### The problem:
Repeat the listing in full, preserving every character.

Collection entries
=======

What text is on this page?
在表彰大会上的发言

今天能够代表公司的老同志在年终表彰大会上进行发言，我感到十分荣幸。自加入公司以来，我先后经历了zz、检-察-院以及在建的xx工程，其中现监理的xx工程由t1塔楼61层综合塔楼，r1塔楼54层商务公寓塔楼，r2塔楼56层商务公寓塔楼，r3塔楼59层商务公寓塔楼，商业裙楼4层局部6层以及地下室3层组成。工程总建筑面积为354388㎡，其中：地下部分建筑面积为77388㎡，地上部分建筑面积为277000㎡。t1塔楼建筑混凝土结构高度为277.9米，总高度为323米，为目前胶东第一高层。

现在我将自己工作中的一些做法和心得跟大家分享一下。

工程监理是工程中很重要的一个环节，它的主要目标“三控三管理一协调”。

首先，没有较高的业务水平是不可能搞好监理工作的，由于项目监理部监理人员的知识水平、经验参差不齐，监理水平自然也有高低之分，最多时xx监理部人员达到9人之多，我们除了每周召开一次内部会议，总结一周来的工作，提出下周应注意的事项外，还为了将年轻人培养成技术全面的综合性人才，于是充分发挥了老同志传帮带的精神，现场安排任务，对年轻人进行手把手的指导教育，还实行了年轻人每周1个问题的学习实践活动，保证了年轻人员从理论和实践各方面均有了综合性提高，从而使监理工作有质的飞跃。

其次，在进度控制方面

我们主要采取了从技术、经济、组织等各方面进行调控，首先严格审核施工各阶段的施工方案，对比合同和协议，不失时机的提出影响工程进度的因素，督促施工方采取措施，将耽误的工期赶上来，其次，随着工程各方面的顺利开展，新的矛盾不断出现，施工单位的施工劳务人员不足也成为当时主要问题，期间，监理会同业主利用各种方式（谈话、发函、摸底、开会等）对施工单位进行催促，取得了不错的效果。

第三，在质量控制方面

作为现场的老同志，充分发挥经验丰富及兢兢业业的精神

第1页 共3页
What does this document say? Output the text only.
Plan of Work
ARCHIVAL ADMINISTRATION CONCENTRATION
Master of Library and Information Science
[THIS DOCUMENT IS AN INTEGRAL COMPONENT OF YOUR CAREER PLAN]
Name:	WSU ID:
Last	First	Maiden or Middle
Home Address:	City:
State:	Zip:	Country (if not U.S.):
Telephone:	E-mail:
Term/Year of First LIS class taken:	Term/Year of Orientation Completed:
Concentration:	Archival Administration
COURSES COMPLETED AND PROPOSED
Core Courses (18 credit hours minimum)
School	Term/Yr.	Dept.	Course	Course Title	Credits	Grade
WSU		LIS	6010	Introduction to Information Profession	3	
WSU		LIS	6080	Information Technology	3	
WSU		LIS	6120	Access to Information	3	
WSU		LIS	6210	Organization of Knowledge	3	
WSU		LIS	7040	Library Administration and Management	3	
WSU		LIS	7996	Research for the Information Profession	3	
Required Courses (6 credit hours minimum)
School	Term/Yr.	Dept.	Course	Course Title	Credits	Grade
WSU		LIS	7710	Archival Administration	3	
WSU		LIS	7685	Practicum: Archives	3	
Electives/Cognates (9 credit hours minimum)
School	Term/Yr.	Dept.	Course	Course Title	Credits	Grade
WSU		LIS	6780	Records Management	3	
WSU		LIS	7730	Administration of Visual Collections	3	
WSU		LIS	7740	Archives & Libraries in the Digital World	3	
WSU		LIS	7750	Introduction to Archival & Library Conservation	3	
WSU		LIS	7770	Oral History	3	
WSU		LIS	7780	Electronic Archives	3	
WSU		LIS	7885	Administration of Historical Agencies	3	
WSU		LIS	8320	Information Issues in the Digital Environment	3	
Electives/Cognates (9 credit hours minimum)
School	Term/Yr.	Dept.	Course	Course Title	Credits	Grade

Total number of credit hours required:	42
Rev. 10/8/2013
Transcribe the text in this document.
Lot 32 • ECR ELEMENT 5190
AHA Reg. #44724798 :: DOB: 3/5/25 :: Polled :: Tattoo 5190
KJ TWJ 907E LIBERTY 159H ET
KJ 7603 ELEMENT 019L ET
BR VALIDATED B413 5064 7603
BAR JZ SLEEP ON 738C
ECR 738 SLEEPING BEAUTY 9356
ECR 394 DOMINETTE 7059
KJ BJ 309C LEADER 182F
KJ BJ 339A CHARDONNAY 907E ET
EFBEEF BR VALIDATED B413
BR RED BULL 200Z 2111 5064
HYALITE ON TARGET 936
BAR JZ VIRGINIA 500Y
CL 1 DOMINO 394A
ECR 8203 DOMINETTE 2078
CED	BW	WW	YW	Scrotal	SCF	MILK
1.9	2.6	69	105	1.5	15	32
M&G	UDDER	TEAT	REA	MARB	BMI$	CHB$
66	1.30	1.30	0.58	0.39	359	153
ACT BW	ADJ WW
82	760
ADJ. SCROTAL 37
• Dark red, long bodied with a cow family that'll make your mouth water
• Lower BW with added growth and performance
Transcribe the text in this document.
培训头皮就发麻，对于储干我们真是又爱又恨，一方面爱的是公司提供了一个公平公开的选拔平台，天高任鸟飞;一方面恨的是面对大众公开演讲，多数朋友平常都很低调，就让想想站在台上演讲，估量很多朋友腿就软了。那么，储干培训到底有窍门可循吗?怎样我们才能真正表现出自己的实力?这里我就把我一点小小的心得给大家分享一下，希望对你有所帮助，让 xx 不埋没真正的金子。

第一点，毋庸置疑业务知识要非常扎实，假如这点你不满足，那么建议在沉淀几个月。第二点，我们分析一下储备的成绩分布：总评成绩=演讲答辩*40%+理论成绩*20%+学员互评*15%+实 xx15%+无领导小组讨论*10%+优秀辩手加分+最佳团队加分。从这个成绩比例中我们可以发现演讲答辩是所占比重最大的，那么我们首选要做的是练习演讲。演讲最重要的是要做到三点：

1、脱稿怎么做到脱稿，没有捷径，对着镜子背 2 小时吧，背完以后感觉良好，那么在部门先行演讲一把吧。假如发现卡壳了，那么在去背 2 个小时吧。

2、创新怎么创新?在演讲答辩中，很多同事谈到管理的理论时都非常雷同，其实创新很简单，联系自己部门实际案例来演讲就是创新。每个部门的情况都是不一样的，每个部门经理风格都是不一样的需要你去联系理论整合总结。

=======

### Correct result:
What text is on this page?
在表彰大会上的发言

今天能够代表公司的老同志在年终表彰大会上进行发言，我感到十分荣幸。自加入公司以来，我先后经历了zz、检-察-院以及在建的xx工程，其中现监理的xx工程由t1塔楼61层综合塔楼，r1塔楼54层商务公寓塔楼，r2塔楼56层商务公寓塔楼，r3塔楼59层商务公寓塔楼，商业裙楼4层局部6层以及地下室3层组成。工程总建筑面积为354388㎡，其中：地下部分建筑面积为77388㎡，地上部分建筑面积为277000㎡。t1塔楼建筑混凝土结构高度为277.9米，总高度为323米，为目前胶东第一高层。

现在我将自己工作中的一些做法和心得跟大家分享一下。

工程监理是工程中很重要的一个环节，它的主要目标“三控三管理一协调”。

首先，没有较高的业务水平是不可能搞好监理工作的，由于项目监理部监理人员的知识水平、经验参差不齐，监理水平自然也有高低之分，最多时xx监理部人员达到9人之多，我们除了每周召开一次内部会议，总结一周来的工作，提出下周应注意的事项外，还为了将年轻人培养成技术全面的综合性人才，于是充分发挥了老同志传帮带的精神，现场安排任务，对年轻人进行手把手的指导教育，还实行了年轻人每周1个问题的学习实践活动，保证了年轻人员从理论和实践各方面均有了综合性提高，从而使监理工作有质的飞跃。

其次，在进度控制方面

我们主要采取了从技术、经济、组织等各方面进行调控，首先严格审核施工各阶段的施工方案，对比合同和协议，不失时机的提出影响工程进度的因素，督促施工方采取措施，将耽误的工期赶上来，其次，随着工程各方面的顺利开展，新的矛盾不断出现，施工单位的施工劳务人员不足也成为当时主要问题，期间，监理会同业主利用各种方式（谈话、发函、摸底、开会等）对施工单位进行催促，取得了不错的效果。

第三，在质量控制方面

作为现场的老同志，充分发挥经验丰富及兢兢业业的精神

第1页 共3页
What does this document say? Output the text only.
Plan of Work
ARCHIVAL ADMINISTRATION CONCENTRATION
Master of Library and Information Science
[THIS DOCUMENT IS AN INTEGRAL COMPONENT OF YOUR CAREER PLAN]
Name:	WSU ID:
Last	First	Maiden or Middle
Home Address:	City:
State:	Zip:	Country (if not U.S.):
Telephone:	E-mail:
Term/Year of First LIS class taken:	Term/Year of Orientation Completed:
Concentration:	Archival Administration
COURSES COMPLETED AND PROPOSED
Core Courses (18 credit hours minimum)
School	Term/Yr.	Dept.	Course	Course Title	Credits	Grade
WSU		LIS	6010	Introduction to Information Profession	3	
WSU		LIS	6080	Information Technology	3	
WSU		LIS	6120	Access to Information	3	
WSU		LIS	6210	Organization of Knowledge	3	
WSU		LIS	7040	Library Administration and Management	3	
WSU		LIS	7996	Research for the Information Profession	3	
Required Courses (6 credit hours minimum)
School	Term/Yr.	Dept.	Course	Course Title	Credits	Grade
WSU		LIS	7710	Archival Administration	3	
WSU		LIS	7685	Practicum: Archives	3	
Electives/Cognates (9 credit hours minimum)
School	Term/Yr.	Dept.	Course	Course Title	Credits	Grade
WSU		LIS	6780	Records Management	3	
WSU		LIS	7730	Administration of Visual Collections	3	
WSU		LIS	7740	Archives & Libraries in the Digital World	3	
WSU		LIS	7750	Introduction to Archival & Library Conservation	3	
WSU		LIS	7770	Oral History	3	
WSU		LIS	7780	Electronic Archives	3	
WSU		LIS	7885	Administration of Historical Agencies	3	
WSU		LIS	8320	Information Issues in the Digital Environment	3	
Electives/Cognates (9 credit hours minimum)
School	Term/Yr.	Dept.	Course	Course Title	Credits	Grade

Total number of credit hours required:	42
Rev. 10/8/2013
Transcribe the text in this document.
Lot 32 • ECR ELEMENT 5190
AHA Reg. #44724798 :: DOB: 3/5/25 :: Polled :: Tattoo 5190
KJ TWJ 907E LIBERTY 159H ET
KJ 7603 ELEMENT 019L ET
BR VALIDATED B413 5064 7603
BAR JZ SLEEP ON 738C
ECR 738 SLEEPING BEAUTY 9356
ECR 394 DOMINETTE 7059
KJ BJ 309C LEADER 182F
KJ BJ 339A CHARDONNAY 907E ET
EFBEEF BR VALIDATED B413
BR RED BULL 200Z 2111 5064
HYALITE ON TARGET 936
BAR JZ VIRGINIA 500Y
CL 1 DOMINO 394A
ECR 8203 DOMINETTE 2078
CED	BW	WW	YW	Scrotal	SCF	MILK
1.9	2.6	69	105	1.5	15	32
M&G	UDDER	TEAT	REA	MARB	BMI$	CHB$
66	1.30	1.30	0.58	0.39	359	153
ACT BW	ADJ WW
82	760
ADJ. SCROTAL 37
• Dark red, long bodied with a cow family that'll make your mouth water
• Lower BW with added growth and performance
Transcribe the text in this document.
培训头皮就发麻，对于储干我们真是又爱又恨，一方面爱的是公司提供了一个公平公开的选拔平台，天高任鸟飞;一方面恨的是面对大众公开演讲，多数朋友平常都很低调，就让想想站在台上演讲，估量很多朋友腿就软了。那么，储干培训到底有窍门可循吗?怎样我们才能真正表现出自己的实力?这里我就把我一点小小的心得给大家分享一下，希望对你有所帮助，让 xx 不埋没真正的金子。

第一点，毋庸置疑业务知识要非常扎实，假如这点你不满足，那么建议在沉淀几个月。第二点，我们分析一下储备的成绩分布：总评成绩=演讲答辩*40%+理论成绩*20%+学员互评*15%+实 xx15%+无领导小组讨论*10%+优秀辩手加分+最佳团队加分。从这个成绩比例中我们可以发现演讲答辩是所占比重最大的，那么我们首选要做的是练习演讲。演讲最重要的是要做到三点：

1、脱稿怎么做到脱稿，没有捷径，对着镜子背 2 小时吧，背完以后感觉良好，那么在部门先行演讲一把吧。假如发现卡壳了，那么在去背 2 个小时吧。

2、创新怎么创新?在演讲答辩中，很多同事谈到管理的理论时都非常雷同，其实创新很简单，联系自己部门实际案例来演讲就是创新。每个部门的情况都是不一样的，每个部门经理风格都是不一样的需要你去联系理论整合总结。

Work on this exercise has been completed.